=== Exercise goal ===
Could you write out every record below exactly, leaving out any pictures?

=== Figure dataset records ===
[BEGIN]

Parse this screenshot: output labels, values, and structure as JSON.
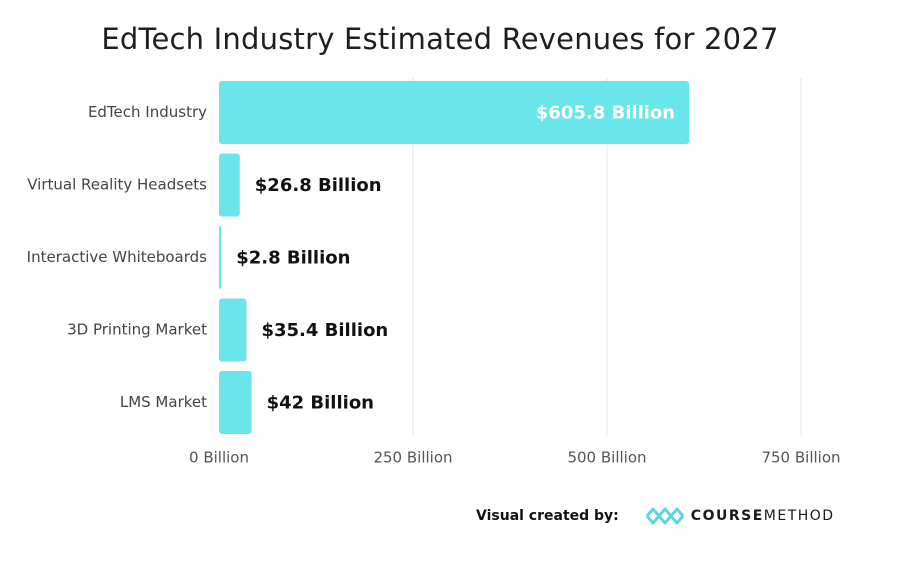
{
  "chart_data": {
    "type": "bar",
    "orientation": "horizontal",
    "title": "EdTech Industry Estimated Revenues for 2027",
    "categories": [
      "EdTech Industry",
      "Virtual Reality Headsets",
      "Interactive Whiteboards",
      "3D Printing Market",
      "LMS Market"
    ],
    "values": [
      605.8,
      26.8,
      2.8,
      35.4,
      42
    ],
    "data_labels": [
      "$605.8 Billion",
      "$26.8 Billion",
      "$2.8 Billion",
      "$35.4 Billion",
      "$42 Billion"
    ],
    "xlim": [
      0,
      750
    ],
    "x_ticks": [
      0,
      250,
      500,
      750
    ],
    "x_tick_labels": [
      "0 Billion",
      "250 Billion",
      "500 Billion",
      "750 Billion"
    ],
    "xlabel": "",
    "ylabel": "",
    "grid": true,
    "legend": false,
    "bar_color": "#6ae5e9"
  },
  "footer": {
    "credit": "Visual created by:",
    "brand_part1": "COURSE",
    "brand_part2": "METHOD",
    "brand_color": "#5fd6dc"
  }
}
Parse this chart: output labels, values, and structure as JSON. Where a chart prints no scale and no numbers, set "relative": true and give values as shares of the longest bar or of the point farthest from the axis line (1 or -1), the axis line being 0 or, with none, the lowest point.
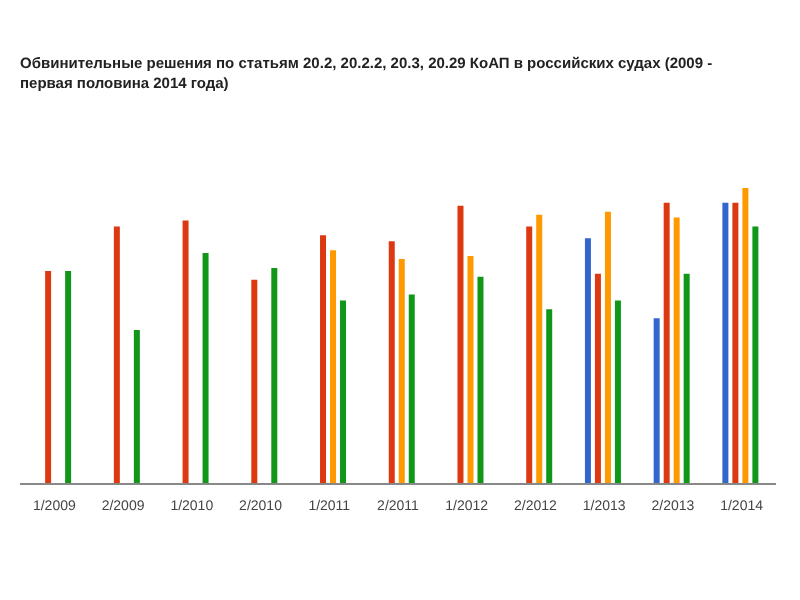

[END]

=== Task response ===
Parse this screenshot: output labels, values, and structure as JSON.
{
  "chart_data": {
    "type": "bar",
    "orientation": "horizontal",
    "title": "EdTech Industry Estimated Revenues for 2027",
    "categories": [
      "EdTech Industry",
      "Virtual Reality Headsets",
      "Interactive Whiteboards",
      "3D Printing Market",
      "LMS Market"
    ],
    "values": [
      605.8,
      26.8,
      2.8,
      35.4,
      42
    ],
    "data_labels": [
      "$605.8 Billion",
      "$26.8 Billion",
      "$2.8 Billion",
      "$35.4 Billion",
      "$42 Billion"
    ],
    "xlim": [
      0,
      750
    ],
    "x_ticks": [
      0,
      250,
      500,
      750
    ],
    "x_tick_labels": [
      "0 Billion",
      "250 Billion",
      "500 Billion",
      "750 Billion"
    ],
    "xlabel": "",
    "ylabel": "",
    "grid": true,
    "legend": false,
    "bar_color": "#6ae5e9"
  },
  "footer": {
    "credit": "Visual created by:",
    "brand_part1": "COURSE",
    "brand_part2": "METHOD",
    "brand_color": "#5fd6dc"
  }
}
Parse this chart: output labels, values, and structure as JSON. Where a chart prints no scale and no numbers, set "relative": true and give values as shares of the longest bar or of the point farthest from the axis line (1 or -1), the axis line being 0 or, with none, the lowest point.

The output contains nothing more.